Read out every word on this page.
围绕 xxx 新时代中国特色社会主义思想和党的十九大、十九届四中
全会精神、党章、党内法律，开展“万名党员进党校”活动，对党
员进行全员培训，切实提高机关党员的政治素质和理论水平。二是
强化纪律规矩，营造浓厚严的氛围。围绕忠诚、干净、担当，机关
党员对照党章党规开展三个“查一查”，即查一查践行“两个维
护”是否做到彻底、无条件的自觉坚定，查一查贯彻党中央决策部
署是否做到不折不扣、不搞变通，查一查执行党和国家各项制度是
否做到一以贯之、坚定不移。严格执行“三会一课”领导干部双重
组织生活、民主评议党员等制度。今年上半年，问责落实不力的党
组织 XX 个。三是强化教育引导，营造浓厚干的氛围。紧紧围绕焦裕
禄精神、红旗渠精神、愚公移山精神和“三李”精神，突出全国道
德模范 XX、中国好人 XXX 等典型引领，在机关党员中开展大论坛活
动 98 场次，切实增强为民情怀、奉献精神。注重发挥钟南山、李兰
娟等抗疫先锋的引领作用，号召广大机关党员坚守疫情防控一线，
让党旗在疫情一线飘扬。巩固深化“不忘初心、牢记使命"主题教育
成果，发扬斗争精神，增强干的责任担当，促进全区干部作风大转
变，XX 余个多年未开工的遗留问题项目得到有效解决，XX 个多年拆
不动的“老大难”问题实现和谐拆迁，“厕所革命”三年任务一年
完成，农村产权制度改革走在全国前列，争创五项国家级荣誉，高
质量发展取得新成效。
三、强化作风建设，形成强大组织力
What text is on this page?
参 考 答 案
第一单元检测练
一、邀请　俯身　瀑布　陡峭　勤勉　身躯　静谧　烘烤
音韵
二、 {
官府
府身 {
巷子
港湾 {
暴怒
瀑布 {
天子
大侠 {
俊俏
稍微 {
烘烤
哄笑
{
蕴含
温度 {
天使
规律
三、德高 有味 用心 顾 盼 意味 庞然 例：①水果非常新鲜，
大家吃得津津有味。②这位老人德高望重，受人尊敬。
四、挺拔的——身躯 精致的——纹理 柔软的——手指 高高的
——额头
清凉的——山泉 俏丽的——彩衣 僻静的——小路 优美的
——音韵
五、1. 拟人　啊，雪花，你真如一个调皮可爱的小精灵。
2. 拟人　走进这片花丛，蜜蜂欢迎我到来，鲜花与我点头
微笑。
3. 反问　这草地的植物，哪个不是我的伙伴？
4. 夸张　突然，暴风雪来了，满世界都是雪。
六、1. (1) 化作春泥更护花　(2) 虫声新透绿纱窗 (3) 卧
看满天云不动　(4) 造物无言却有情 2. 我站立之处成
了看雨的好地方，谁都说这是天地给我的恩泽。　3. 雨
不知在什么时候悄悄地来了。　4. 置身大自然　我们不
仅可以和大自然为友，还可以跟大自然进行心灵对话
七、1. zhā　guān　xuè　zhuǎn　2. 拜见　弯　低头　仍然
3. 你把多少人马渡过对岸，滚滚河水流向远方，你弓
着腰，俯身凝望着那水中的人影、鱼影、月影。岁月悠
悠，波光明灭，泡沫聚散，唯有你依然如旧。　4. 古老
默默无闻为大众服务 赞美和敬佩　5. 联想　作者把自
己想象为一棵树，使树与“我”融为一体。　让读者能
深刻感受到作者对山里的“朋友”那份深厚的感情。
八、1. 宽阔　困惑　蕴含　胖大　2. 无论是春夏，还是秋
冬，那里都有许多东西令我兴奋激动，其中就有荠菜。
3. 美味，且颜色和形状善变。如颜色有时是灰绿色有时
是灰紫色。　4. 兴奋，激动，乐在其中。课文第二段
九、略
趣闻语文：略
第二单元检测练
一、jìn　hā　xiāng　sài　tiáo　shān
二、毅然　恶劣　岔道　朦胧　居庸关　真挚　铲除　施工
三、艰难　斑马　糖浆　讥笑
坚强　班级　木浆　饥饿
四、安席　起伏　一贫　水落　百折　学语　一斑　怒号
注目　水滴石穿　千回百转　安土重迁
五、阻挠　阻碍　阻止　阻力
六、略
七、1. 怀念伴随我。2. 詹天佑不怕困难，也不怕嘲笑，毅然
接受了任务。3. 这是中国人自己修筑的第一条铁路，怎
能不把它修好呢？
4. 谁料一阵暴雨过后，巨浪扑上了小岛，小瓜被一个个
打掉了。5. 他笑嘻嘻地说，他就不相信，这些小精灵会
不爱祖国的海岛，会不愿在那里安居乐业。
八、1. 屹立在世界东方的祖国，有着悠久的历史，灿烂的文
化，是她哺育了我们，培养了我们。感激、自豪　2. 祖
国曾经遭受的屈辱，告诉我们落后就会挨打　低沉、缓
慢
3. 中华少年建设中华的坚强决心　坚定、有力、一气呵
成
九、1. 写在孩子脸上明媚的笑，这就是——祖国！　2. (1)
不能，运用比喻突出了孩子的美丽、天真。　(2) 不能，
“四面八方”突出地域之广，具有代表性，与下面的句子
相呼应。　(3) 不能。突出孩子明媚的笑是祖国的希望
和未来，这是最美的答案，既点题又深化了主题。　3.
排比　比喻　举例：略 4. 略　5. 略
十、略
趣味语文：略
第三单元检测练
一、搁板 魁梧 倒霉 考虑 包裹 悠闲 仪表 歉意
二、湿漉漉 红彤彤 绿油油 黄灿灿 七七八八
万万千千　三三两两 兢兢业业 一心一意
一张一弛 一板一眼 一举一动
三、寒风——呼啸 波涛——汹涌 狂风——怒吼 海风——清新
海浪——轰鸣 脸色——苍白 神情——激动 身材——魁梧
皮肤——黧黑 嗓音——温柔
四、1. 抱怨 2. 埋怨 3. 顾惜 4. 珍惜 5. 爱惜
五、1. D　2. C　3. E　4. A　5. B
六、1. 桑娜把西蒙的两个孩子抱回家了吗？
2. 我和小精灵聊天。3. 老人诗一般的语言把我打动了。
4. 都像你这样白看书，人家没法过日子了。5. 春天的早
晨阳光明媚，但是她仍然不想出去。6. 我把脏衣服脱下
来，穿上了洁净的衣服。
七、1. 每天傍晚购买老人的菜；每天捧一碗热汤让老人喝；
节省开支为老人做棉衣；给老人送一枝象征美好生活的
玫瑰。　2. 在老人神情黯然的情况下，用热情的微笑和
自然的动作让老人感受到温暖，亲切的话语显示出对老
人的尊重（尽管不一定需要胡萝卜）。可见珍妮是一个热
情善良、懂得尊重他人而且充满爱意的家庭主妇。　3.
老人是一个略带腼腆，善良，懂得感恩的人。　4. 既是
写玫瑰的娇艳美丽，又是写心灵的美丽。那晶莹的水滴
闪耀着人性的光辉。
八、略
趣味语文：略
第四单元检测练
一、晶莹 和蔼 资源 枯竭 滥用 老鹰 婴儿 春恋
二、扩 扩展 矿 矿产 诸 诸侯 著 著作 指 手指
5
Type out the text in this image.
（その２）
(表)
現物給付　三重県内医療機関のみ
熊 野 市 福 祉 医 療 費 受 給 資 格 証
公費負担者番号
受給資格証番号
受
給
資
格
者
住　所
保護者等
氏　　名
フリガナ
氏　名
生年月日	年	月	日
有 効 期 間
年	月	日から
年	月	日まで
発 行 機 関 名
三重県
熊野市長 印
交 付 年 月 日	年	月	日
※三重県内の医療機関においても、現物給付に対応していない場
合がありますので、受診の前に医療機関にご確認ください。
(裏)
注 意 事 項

| Job |
Print all of the entries exactly as they appear.

| Task answer |
Read out every word on this page.
围绕 xxx 新时代中国特色社会主义思想和党的十九大、十九届四中
全会精神、党章、党内法律，开展“万名党员进党校”活动，对党
员进行全员培训，切实提高机关党员的政治素质和理论水平。二是
强化纪律规矩，营造浓厚严的氛围。围绕忠诚、干净、担当，机关
党员对照党章党规开展三个“查一查”，即查一查践行“两个维
护”是否做到彻底、无条件的自觉坚定，查一查贯彻党中央决策部
署是否做到不折不扣、不搞变通，查一查执行党和国家各项制度是
否做到一以贯之、坚定不移。严格执行“三会一课”领导干部双重
组织生活、民主评议党员等制度。今年上半年，问责落实不力的党
组织 XX 个。三是强化教育引导，营造浓厚干的氛围。紧紧围绕焦裕
禄精神、红旗渠精神、愚公移山精神和“三李”精神，突出全国道
德模范 XX、中国好人 XXX 等典型引领，在机关党员中开展大论坛活
动 98 场次，切实增强为民情怀、奉献精神。注重发挥钟南山、李兰
娟等抗疫先锋的引领作用，号召广大机关党员坚守疫情防控一线，
让党旗在疫情一线飘扬。巩固深化“不忘初心、牢记使命"主题教育
成果，发扬斗争精神，增强干的责任担当，促进全区干部作风大转
变，XX 余个多年未开工的遗留问题项目得到有效解决，XX 个多年拆
不动的“老大难”问题实现和谐拆迁，“厕所革命”三年任务一年
完成，农村产权制度改革走在全国前列，争创五项国家级荣誉，高
质量发展取得新成效。
三、强化作风建设，形成强大组织力
What text is on this page?
参 考 答 案
第一单元检测练
一、邀请　俯身　瀑布　陡峭　勤勉　身躯　静谧　烘烤
音韵
二、 {
官府
府身 {
巷子
港湾 {
暴怒
瀑布 {
天子
大侠 {
俊俏
稍微 {
烘烤
哄笑
{
蕴含
温度 {
天使
规律
三、德高 有味 用心 顾 盼 意味 庞然 例：①水果非常新鲜，
大家吃得津津有味。②这位老人德高望重，受人尊敬。
四、挺拔的——身躯 精致的——纹理 柔软的——手指 高高的
——额头
清凉的——山泉 俏丽的——彩衣 僻静的——小路 优美的
——音韵
五、1. 拟人　啊，雪花，你真如一个调皮可爱的小精灵。
2. 拟人　走进这片花丛，蜜蜂欢迎我到来，鲜花与我点头
微笑。
3. 反问　这草地的植物，哪个不是我的伙伴？
4. 夸张　突然，暴风雪来了，满世界都是雪。
六、1. (1) 化作春泥更护花　(2) 虫声新透绿纱窗 (3) 卧
看满天云不动　(4) 造物无言却有情 2. 我站立之处成
了看雨的好地方，谁都说这是天地给我的恩泽。　3. 雨
不知在什么时候悄悄地来了。　4. 置身大自然　我们不
仅可以和大自然为友，还可以跟大自然进行心灵对话
七、1. zhā　guān　xuè　zhuǎn　2. 拜见　弯　低头　仍然
3. 你把多少人马渡过对岸，滚滚河水流向远方，你弓
着腰，俯身凝望着那水中的人影、鱼影、月影。岁月悠
悠，波光明灭，泡沫聚散，唯有你依然如旧。　4. 古老
默默无闻为大众服务 赞美和敬佩　5. 联想　作者把自
己想象为一棵树，使树与“我”融为一体。　让读者能
深刻感受到作者对山里的“朋友”那份深厚的感情。
八、1. 宽阔　困惑　蕴含　胖大　2. 无论是春夏，还是秋
冬，那里都有许多东西令我兴奋激动，其中就有荠菜。
3. 美味，且颜色和形状善变。如颜色有时是灰绿色有时
是灰紫色。　4. 兴奋，激动，乐在其中。课文第二段
九、略
趣闻语文：略
第二单元检测练
一、jìn　hā　xiāng　sài　tiáo　shān
二、毅然　恶劣　岔道　朦胧　居庸关　真挚　铲除　施工
三、艰难　斑马　糖浆　讥笑
坚强　班级　木浆　饥饿
四、安席　起伏　一贫　水落　百折　学语　一斑　怒号
注目　水滴石穿　千回百转　安土重迁
五、阻挠　阻碍　阻止　阻力
六、略
七、1. 怀念伴随我。2. 詹天佑不怕困难，也不怕嘲笑，毅然
接受了任务。3. 这是中国人自己修筑的第一条铁路，怎
能不把它修好呢？
4. 谁料一阵暴雨过后，巨浪扑上了小岛，小瓜被一个个
打掉了。5. 他笑嘻嘻地说，他就不相信，这些小精灵会
不爱祖国的海岛，会不愿在那里安居乐业。
八、1. 屹立在世界东方的祖国，有着悠久的历史，灿烂的文
化，是她哺育了我们，培养了我们。感激、自豪　2. 祖
国曾经遭受的屈辱，告诉我们落后就会挨打　低沉、缓
慢
3. 中华少年建设中华的坚强决心　坚定、有力、一气呵
成
九、1. 写在孩子脸上明媚的笑，这就是——祖国！　2. (1)
不能，运用比喻突出了孩子的美丽、天真。　(2) 不能，
“四面八方”突出地域之广，具有代表性，与下面的句子
相呼应。　(3) 不能。突出孩子明媚的笑是祖国的希望
和未来，这是最美的答案，既点题又深化了主题。　3.
排比　比喻　举例：略 4. 略　5. 略
十、略
趣味语文：略
第三单元检测练
一、搁板 魁梧 倒霉 考虑 包裹 悠闲 仪表 歉意
二、湿漉漉 红彤彤 绿油油 黄灿灿 七七八八
万万千千　三三两两 兢兢业业 一心一意
一张一弛 一板一眼 一举一动
三、寒风——呼啸 波涛——汹涌 狂风——怒吼 海风——清新
海浪——轰鸣 脸色——苍白 神情——激动 身材——魁梧
皮肤——黧黑 嗓音——温柔
四、1. 抱怨 2. 埋怨 3. 顾惜 4. 珍惜 5. 爱惜
五、1. D　2. C　3. E　4. A　5. B
六、1. 桑娜把西蒙的两个孩子抱回家了吗？
2. 我和小精灵聊天。3. 老人诗一般的语言把我打动了。
4. 都像你这样白看书，人家没法过日子了。5. 春天的早
晨阳光明媚，但是她仍然不想出去。6. 我把脏衣服脱下
来，穿上了洁净的衣服。
七、1. 每天傍晚购买老人的菜；每天捧一碗热汤让老人喝；
节省开支为老人做棉衣；给老人送一枝象征美好生活的
玫瑰。　2. 在老人神情黯然的情况下，用热情的微笑和
自然的动作让老人感受到温暖，亲切的话语显示出对老
人的尊重（尽管不一定需要胡萝卜）。可见珍妮是一个热
情善良、懂得尊重他人而且充满爱意的家庭主妇。　3.
老人是一个略带腼腆，善良，懂得感恩的人。　4. 既是
写玫瑰的娇艳美丽，又是写心灵的美丽。那晶莹的水滴
闪耀着人性的光辉。
八、略
趣味语文：略
第四单元检测练
一、晶莹 和蔼 资源 枯竭 滥用 老鹰 婴儿 春恋
二、扩 扩展 矿 矿产 诸 诸侯 著 著作 指 手指
5
Type out the text in this image.
（その２）
(表)
現物給付　三重県内医療機関のみ
熊 野 市 福 祉 医 療 費 受 給 資 格 証
公費負担者番号
受給資格証番号
受
給
資
格
者
住　所
保護者等
氏　　名
フリガナ
氏　名
生年月日	年	月	日
有 効 期 間
年	月	日から
年	月	日まで
発 行 機 関 名
三重県
熊野市長 印
交 付 年 月 日	年	月	日
※三重県内の医療機関においても、現物給付に対応していない場
合がありますので、受診の前に医療機関にご確認ください。
(裏)
注 意 事 項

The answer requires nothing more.